How many lines in the listing below include the word "Phonetic"? Answer with the number and nothing else.

══ Task input

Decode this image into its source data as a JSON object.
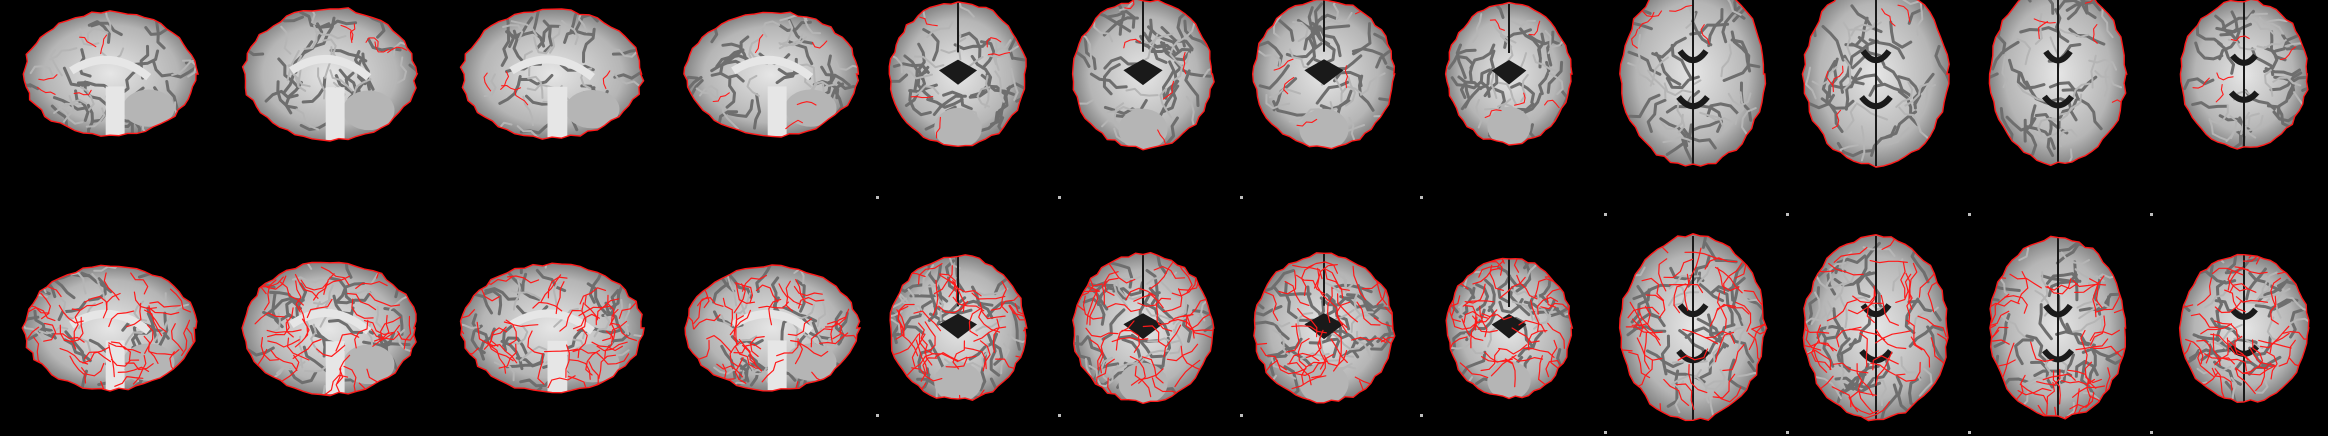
{
  "figure": {
    "background": "#000000",
    "overlay_color": "#ff1a1a",
    "tissue_colors": {
      "bright": "#e6e6e6",
      "mid": "#b5b5b5",
      "dark": "#6e6e6e",
      "csf": "#1a1a1a"
    },
    "rows": [
      {
        "name": "brain-mask-outline-row",
        "overlay_style": "outline",
        "panels": [
          {
            "view": "sagittal"
          },
          {
            "view": "sagittal"
          },
          {
            "view": "sagittal"
          },
          {
            "view": "sagittal"
          },
          {
            "view": "coronal"
          },
          {
            "view": "coronal"
          },
          {
            "view": "coronal"
          },
          {
            "view": "coronal"
          },
          {
            "view": "axial"
          },
          {
            "view": "axial"
          },
          {
            "view": "axial"
          },
          {
            "view": "axial"
          }
        ]
      },
      {
        "name": "tissue-contour-row",
        "overlay_style": "contour",
        "panels": [
          {
            "view": "sagittal"
          },
          {
            "view": "sagittal"
          },
          {
            "view": "sagittal"
          },
          {
            "view": "sagittal"
          },
          {
            "view": "coronal"
          },
          {
            "view": "coronal"
          },
          {
            "view": "coronal"
          },
          {
            "view": "coronal"
          },
          {
            "view": "axial"
          },
          {
            "view": "axial"
          },
          {
            "view": "axial"
          },
          {
            "view": "axial"
          }
        ]
      }
    ]
  }
}
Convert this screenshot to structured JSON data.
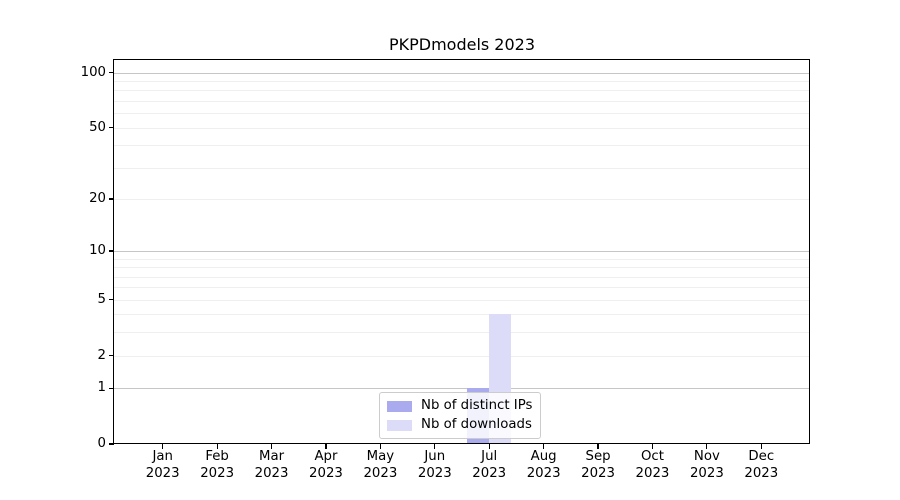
{
  "chart_data": {
    "type": "bar",
    "title": "PKPDmodels 2023",
    "categories": [
      "Jan 2023",
      "Feb 2023",
      "Mar 2023",
      "Apr 2023",
      "May 2023",
      "Jun 2023",
      "Jul 2023",
      "Aug 2023",
      "Sep 2023",
      "Oct 2023",
      "Nov 2023",
      "Dec 2023"
    ],
    "series": [
      {
        "name": "Nb of distinct IPs",
        "color": "#aaaaef",
        "values": [
          0,
          0,
          0,
          0,
          0,
          0,
          1,
          0,
          0,
          0,
          0,
          0
        ]
      },
      {
        "name": "Nb of downloads",
        "color": "#dcdcf8",
        "values": [
          0,
          0,
          0,
          0,
          0,
          0,
          4,
          0,
          0,
          0,
          0,
          0
        ]
      }
    ],
    "xlabel": "",
    "ylabel": "",
    "yscale": "log1p",
    "y_ticks": [
      0,
      1,
      2,
      5,
      10,
      20,
      50,
      100
    ],
    "ylim": [
      0,
      117
    ],
    "grid": "horizontal; major lines at 1,10,100; minor lines at 2-9 and 20-90",
    "legend_position": "lower center",
    "colors": {
      "major_grid": "#c6c6c6",
      "minor_grid": "#efefef",
      "axis": "#000000",
      "background": "#ffffff"
    }
  }
}
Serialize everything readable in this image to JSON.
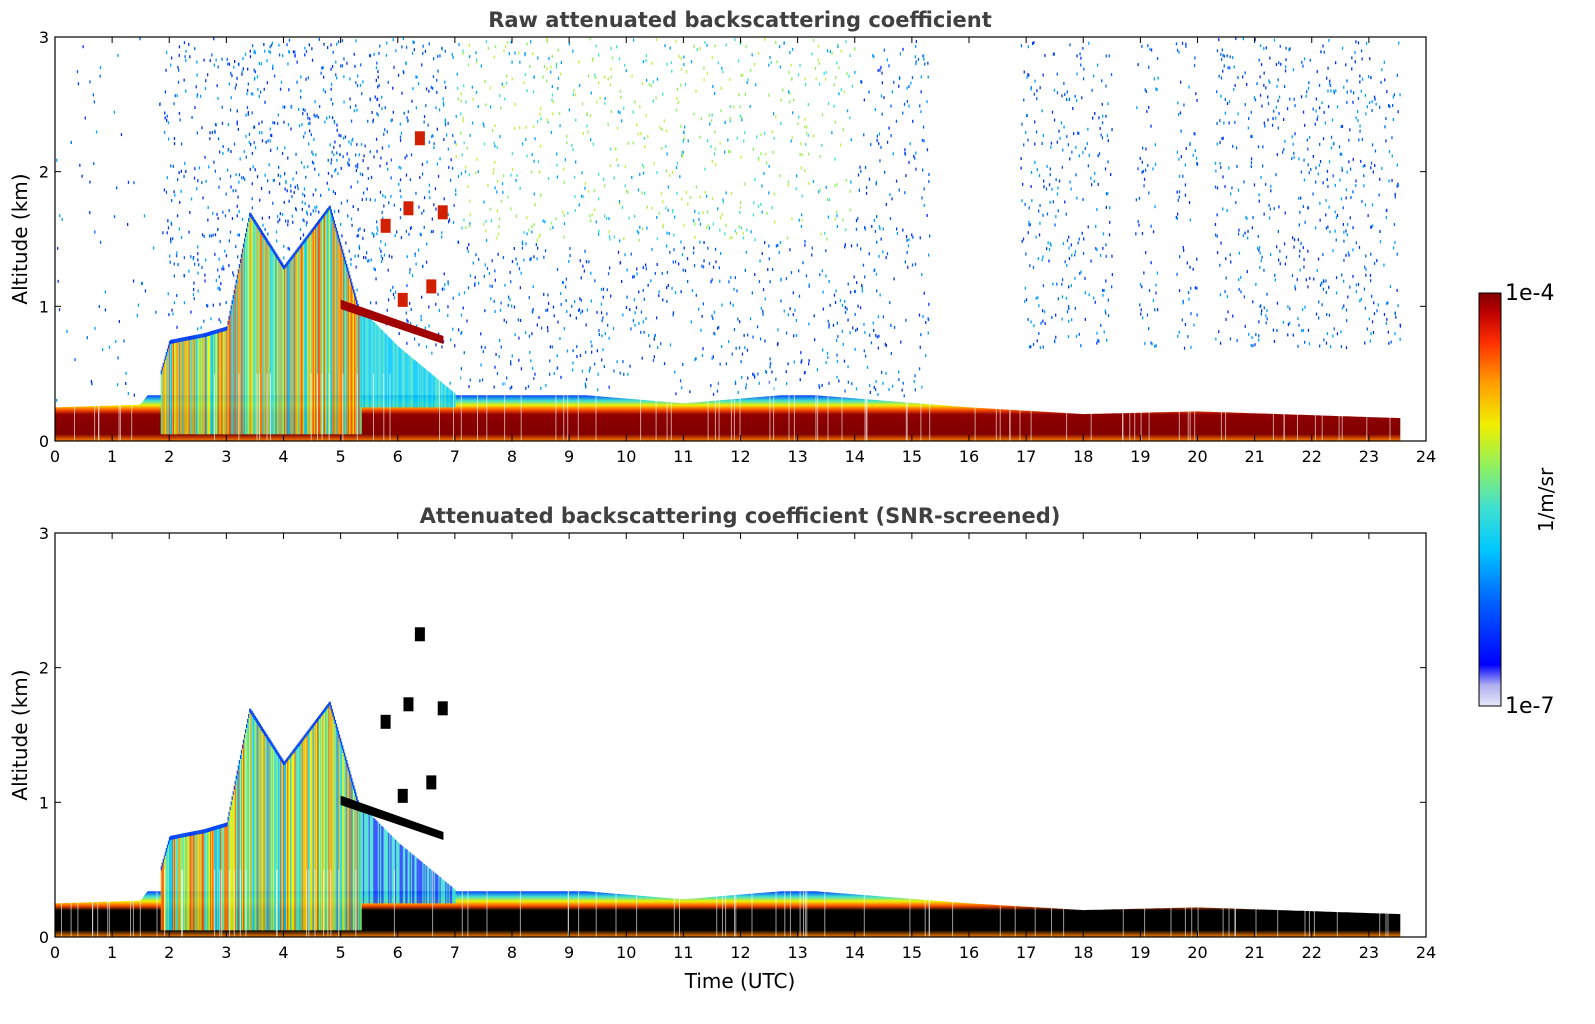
{
  "chart_data": [
    {
      "type": "heatmap",
      "title": "Raw attenuated backscattering coefficient",
      "xlabel": "",
      "ylabel": "Altitude (km)",
      "xlim": [
        0,
        24
      ],
      "ylim": [
        0,
        3
      ],
      "xticks": [
        "0",
        "1",
        "2",
        "3",
        "4",
        "5",
        "6",
        "7",
        "8",
        "9",
        "10",
        "11",
        "12",
        "13",
        "14",
        "15",
        "16",
        "17",
        "18",
        "19",
        "20",
        "21",
        "22",
        "23",
        "24"
      ],
      "yticks": [
        "0",
        "1",
        "2",
        "3"
      ],
      "data_end_time": 23.55,
      "layer_top_km": [
        {
          "t": 0,
          "z": 0.25
        },
        {
          "t": 1.5,
          "z": 0.27
        },
        {
          "t": 1.8,
          "z": 0.45
        },
        {
          "t": 2.0,
          "z": 0.75
        },
        {
          "t": 2.6,
          "z": 0.8
        },
        {
          "t": 3.0,
          "z": 0.85
        },
        {
          "t": 3.4,
          "z": 1.7
        },
        {
          "t": 4.0,
          "z": 1.3
        },
        {
          "t": 4.8,
          "z": 1.75
        },
        {
          "t": 5.3,
          "z": 1.0
        },
        {
          "t": 6.0,
          "z": 0.7
        },
        {
          "t": 7.0,
          "z": 0.35
        },
        {
          "t": 9.0,
          "z": 0.35
        },
        {
          "t": 11.0,
          "z": 0.28
        },
        {
          "t": 13.0,
          "z": 0.35
        },
        {
          "t": 16.0,
          "z": 0.25
        },
        {
          "t": 18.0,
          "z": 0.2
        },
        {
          "t": 20.0,
          "z": 0.22
        },
        {
          "t": 23.55,
          "z": 0.17
        }
      ],
      "noise_above_km": 3.0
    },
    {
      "type": "heatmap",
      "title": "Attenuated backscattering coefficient (SNR-screened)",
      "xlabel": "Time (UTC)",
      "ylabel": "Altitude (km)",
      "xlim": [
        0,
        24
      ],
      "ylim": [
        0,
        3
      ],
      "xticks": [
        "0",
        "1",
        "2",
        "3",
        "4",
        "5",
        "6",
        "7",
        "8",
        "9",
        "10",
        "11",
        "12",
        "13",
        "14",
        "15",
        "16",
        "17",
        "18",
        "19",
        "20",
        "21",
        "22",
        "23",
        "24"
      ],
      "yticks": [
        "0",
        "1",
        "2",
        "3"
      ],
      "data_end_time": 23.55,
      "saturated_color": "#000000"
    }
  ],
  "colorbar": {
    "label": "1/m/sr",
    "max_label": "1e-4",
    "min_label": "1e-7",
    "colormap": [
      "#e8e8f8",
      "#b0b0f0",
      "#0000ff",
      "#0060ff",
      "#00c8ff",
      "#40e0d0",
      "#90f060",
      "#f0f000",
      "#ffa000",
      "#ff3000",
      "#c00000",
      "#800000"
    ]
  }
}
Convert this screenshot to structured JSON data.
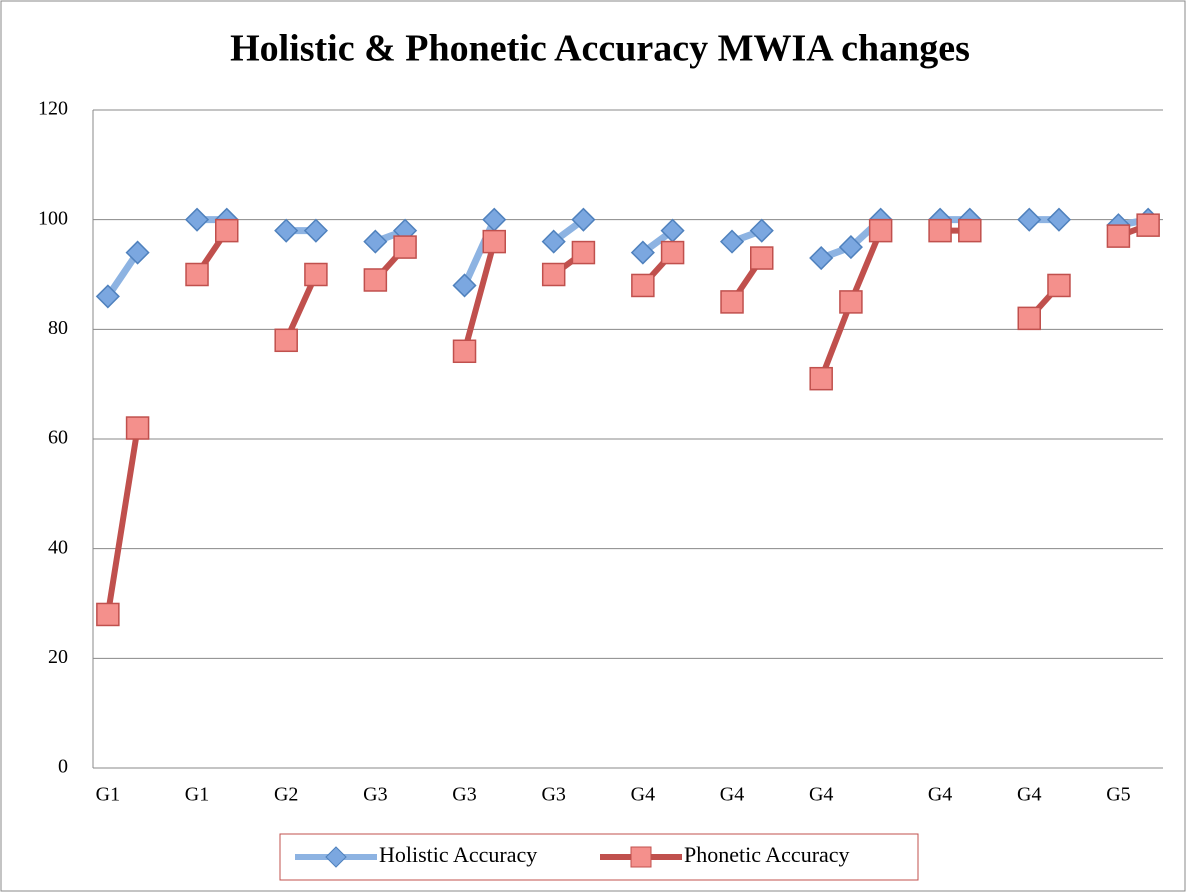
{
  "chart_data": {
    "type": "line",
    "title": "Holistic & Phonetic Accuracy MWIA changes",
    "categories": [
      "G1",
      null,
      null,
      "G1",
      null,
      null,
      "G2",
      null,
      null,
      "G3",
      null,
      null,
      "G3",
      null,
      null,
      "G3",
      null,
      null,
      "G4",
      null,
      null,
      "G4",
      null,
      null,
      "G4",
      null,
      null,
      null,
      "G4",
      null,
      null,
      "G4",
      null,
      null,
      "G5",
      null
    ],
    "series": [
      {
        "name": "Holistic Accuracy",
        "color": "#8db3e2",
        "marker_color": "#4f81bd",
        "marker_fill": "#7ba7e0",
        "marker": "diamond",
        "values": [
          86,
          94,
          null,
          100,
          100,
          null,
          98,
          98,
          null,
          96,
          98,
          null,
          88,
          100,
          null,
          96,
          100,
          null,
          94,
          98,
          null,
          96,
          98,
          null,
          93,
          95,
          100,
          null,
          100,
          100,
          null,
          100,
          100,
          null,
          99,
          100
        ]
      },
      {
        "name": "Phonetic Accuracy",
        "color": "#c0504d",
        "marker_color": "#c0504d",
        "marker_fill": "#f4908c",
        "marker": "square",
        "values": [
          28,
          62,
          null,
          90,
          98,
          null,
          78,
          90,
          null,
          89,
          95,
          null,
          76,
          96,
          null,
          90,
          94,
          null,
          88,
          94,
          null,
          85,
          93,
          null,
          71,
          85,
          98,
          null,
          98,
          98,
          null,
          82,
          88,
          null,
          97,
          99
        ]
      }
    ],
    "ylim": [
      0,
      120
    ],
    "yticks": [
      0,
      20,
      40,
      60,
      80,
      100,
      120
    ],
    "grid": true,
    "legend": "bottom"
  }
}
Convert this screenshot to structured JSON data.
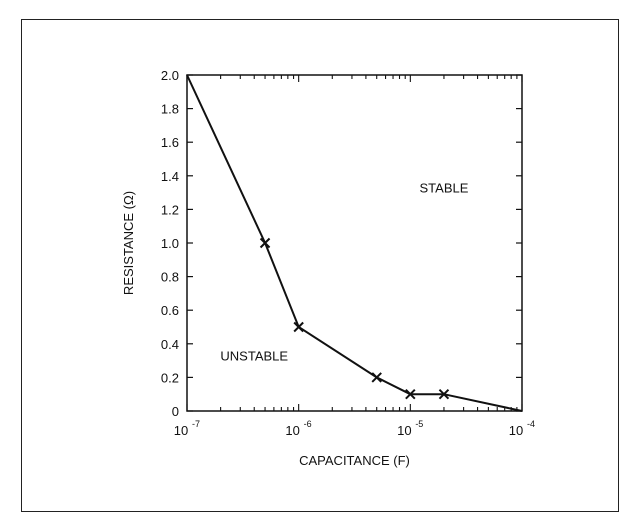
{
  "chart_data": {
    "type": "line",
    "title": "",
    "xlabel": "CAPACITANCE (F)",
    "ylabel": "RESISTANCE (Ω)",
    "xscale": "log",
    "xlim": [
      1e-07,
      0.0001
    ],
    "ylim": [
      0,
      2.0
    ],
    "grid": false,
    "x_ticks": [
      {
        "value": 1e-07,
        "base": "10",
        "exp": "-7"
      },
      {
        "value": 1e-06,
        "base": "10",
        "exp": "-6"
      },
      {
        "value": 1e-05,
        "base": "10",
        "exp": "-5"
      },
      {
        "value": 0.0001,
        "base": "10",
        "exp": "-4"
      }
    ],
    "y_ticks": [
      {
        "value": 0,
        "label": "0"
      },
      {
        "value": 0.2,
        "label": "0.2"
      },
      {
        "value": 0.4,
        "label": "0.4"
      },
      {
        "value": 0.6,
        "label": "0.6"
      },
      {
        "value": 0.8,
        "label": "0.8"
      },
      {
        "value": 1.0,
        "label": "1.0"
      },
      {
        "value": 1.2,
        "label": "1.2"
      },
      {
        "value": 1.4,
        "label": "1.4"
      },
      {
        "value": 1.6,
        "label": "1.6"
      },
      {
        "value": 1.8,
        "label": "1.8"
      },
      {
        "value": 2.0,
        "label": "2.0"
      }
    ],
    "series": [
      {
        "x": [
          1e-07,
          5e-07,
          1e-06,
          5e-06,
          1e-05,
          2e-05,
          0.0001
        ],
        "y": [
          2.0,
          1.0,
          0.5,
          0.2,
          0.1,
          0.1,
          0.0
        ],
        "markers": [
          false,
          true,
          true,
          true,
          true,
          true,
          false
        ]
      }
    ],
    "annotations": [
      {
        "text": "STABLE",
        "x": 2e-05,
        "y": 1.3
      },
      {
        "text": "UNSTABLE",
        "x": 4e-07,
        "y": 0.3
      }
    ]
  }
}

════

→ Response: 2